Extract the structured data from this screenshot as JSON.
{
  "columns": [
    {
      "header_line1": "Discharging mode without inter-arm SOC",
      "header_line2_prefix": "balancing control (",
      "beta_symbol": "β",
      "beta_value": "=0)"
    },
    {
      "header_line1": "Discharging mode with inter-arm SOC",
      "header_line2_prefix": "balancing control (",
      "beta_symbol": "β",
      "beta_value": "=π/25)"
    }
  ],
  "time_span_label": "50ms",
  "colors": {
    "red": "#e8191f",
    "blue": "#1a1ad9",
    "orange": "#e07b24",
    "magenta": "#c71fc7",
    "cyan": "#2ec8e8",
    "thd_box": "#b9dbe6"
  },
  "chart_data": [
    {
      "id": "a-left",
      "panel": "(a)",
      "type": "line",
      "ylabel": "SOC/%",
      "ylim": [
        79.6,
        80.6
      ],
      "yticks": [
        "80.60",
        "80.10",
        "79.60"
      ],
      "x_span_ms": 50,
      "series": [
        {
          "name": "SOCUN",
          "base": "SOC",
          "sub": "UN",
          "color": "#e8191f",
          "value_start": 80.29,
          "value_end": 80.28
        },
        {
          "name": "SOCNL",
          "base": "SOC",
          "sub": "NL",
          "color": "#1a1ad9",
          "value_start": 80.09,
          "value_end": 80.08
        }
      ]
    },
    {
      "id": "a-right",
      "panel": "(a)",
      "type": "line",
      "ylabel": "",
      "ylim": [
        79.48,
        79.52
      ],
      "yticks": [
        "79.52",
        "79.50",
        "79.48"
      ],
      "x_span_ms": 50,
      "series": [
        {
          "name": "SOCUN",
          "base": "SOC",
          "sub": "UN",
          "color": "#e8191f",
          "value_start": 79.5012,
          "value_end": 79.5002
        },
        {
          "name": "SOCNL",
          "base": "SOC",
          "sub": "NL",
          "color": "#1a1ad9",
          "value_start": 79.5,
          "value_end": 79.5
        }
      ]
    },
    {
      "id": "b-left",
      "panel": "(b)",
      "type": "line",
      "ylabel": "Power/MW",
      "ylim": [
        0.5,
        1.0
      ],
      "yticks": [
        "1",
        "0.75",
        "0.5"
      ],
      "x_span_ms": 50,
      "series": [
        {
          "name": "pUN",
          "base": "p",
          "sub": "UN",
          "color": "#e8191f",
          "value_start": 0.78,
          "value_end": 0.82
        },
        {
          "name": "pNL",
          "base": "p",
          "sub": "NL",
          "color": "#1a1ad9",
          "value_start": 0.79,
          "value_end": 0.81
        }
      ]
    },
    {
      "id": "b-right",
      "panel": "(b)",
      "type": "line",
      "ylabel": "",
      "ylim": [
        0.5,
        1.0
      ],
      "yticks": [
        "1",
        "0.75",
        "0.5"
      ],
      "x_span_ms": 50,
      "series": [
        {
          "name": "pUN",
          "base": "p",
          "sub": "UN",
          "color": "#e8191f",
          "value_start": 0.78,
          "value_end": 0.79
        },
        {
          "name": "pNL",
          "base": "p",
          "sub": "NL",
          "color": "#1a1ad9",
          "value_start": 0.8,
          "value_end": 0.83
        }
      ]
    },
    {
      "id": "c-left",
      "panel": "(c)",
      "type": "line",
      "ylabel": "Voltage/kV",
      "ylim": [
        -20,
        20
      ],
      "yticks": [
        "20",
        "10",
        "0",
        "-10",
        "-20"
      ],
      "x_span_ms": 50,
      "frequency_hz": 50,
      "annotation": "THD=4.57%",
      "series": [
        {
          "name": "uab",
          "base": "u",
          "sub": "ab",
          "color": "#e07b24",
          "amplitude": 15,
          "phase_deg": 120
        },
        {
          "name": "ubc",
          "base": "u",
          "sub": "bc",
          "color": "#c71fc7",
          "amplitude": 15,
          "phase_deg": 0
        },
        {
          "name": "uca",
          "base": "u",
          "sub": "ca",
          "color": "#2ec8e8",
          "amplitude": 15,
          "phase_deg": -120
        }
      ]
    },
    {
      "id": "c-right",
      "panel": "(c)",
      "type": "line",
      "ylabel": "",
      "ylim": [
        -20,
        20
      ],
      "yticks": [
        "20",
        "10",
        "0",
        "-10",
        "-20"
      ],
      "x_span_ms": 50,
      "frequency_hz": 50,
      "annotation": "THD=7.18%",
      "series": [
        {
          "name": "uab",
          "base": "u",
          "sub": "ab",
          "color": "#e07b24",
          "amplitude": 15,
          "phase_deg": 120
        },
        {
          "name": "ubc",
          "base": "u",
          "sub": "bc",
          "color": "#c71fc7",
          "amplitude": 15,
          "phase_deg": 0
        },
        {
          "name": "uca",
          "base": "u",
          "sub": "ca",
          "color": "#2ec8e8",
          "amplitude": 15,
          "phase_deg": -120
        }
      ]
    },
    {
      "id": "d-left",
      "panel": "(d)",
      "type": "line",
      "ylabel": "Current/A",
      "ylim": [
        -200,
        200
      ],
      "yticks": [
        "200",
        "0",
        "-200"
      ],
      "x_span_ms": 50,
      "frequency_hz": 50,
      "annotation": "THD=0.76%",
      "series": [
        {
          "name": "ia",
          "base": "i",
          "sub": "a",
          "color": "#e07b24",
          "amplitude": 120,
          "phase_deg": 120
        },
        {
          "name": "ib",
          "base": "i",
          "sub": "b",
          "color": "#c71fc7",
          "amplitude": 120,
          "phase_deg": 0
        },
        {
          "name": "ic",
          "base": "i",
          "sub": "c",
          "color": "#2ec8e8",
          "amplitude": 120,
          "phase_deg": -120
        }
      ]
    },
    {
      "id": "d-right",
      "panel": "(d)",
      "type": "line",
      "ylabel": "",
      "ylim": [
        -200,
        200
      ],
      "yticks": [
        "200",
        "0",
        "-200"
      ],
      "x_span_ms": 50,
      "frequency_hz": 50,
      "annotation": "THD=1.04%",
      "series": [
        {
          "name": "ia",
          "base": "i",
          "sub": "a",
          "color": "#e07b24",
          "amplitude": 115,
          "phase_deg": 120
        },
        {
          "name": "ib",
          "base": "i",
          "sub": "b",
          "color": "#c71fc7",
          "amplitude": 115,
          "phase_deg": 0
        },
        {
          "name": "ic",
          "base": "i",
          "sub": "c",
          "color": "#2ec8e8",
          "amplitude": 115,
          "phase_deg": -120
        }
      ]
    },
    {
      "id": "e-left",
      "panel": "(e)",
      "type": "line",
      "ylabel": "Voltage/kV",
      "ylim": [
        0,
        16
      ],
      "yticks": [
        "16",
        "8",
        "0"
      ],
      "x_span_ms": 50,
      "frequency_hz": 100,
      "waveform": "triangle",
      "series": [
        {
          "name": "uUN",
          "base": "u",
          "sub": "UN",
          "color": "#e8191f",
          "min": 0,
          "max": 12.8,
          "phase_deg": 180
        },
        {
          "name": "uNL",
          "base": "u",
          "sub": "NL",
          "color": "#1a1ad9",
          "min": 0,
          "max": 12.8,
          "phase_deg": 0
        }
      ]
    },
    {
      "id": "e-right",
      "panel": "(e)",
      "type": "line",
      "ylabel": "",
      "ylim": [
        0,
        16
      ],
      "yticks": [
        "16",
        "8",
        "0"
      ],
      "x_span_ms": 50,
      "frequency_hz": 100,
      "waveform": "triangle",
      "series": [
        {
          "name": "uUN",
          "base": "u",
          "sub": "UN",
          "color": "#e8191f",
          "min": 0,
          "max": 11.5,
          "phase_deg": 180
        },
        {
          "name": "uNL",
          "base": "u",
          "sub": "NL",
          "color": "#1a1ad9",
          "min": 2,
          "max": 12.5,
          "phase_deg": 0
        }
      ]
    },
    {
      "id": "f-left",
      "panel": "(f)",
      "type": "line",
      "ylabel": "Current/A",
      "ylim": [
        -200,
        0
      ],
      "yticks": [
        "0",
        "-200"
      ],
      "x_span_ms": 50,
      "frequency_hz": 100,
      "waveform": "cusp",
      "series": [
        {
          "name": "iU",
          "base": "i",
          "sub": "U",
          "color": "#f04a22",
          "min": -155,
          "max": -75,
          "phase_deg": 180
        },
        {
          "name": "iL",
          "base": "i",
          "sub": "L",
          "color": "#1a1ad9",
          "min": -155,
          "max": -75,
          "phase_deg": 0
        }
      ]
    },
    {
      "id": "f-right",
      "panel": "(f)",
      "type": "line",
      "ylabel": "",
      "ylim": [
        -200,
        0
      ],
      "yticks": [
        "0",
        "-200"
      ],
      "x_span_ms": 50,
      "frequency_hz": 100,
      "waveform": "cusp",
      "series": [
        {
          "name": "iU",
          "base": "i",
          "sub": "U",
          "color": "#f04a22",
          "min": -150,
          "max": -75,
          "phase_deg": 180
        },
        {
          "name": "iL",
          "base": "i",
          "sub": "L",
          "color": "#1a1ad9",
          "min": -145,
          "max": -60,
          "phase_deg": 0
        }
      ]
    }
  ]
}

════════════════

## Task goal:
List all lines where "annotation" occurs.

## Output below:
      "annotation": "THD=4.57%",
      "annotation": "THD=7.18%",
      "annotation": "THD=0.76%",
      "annotation": "THD=1.04%",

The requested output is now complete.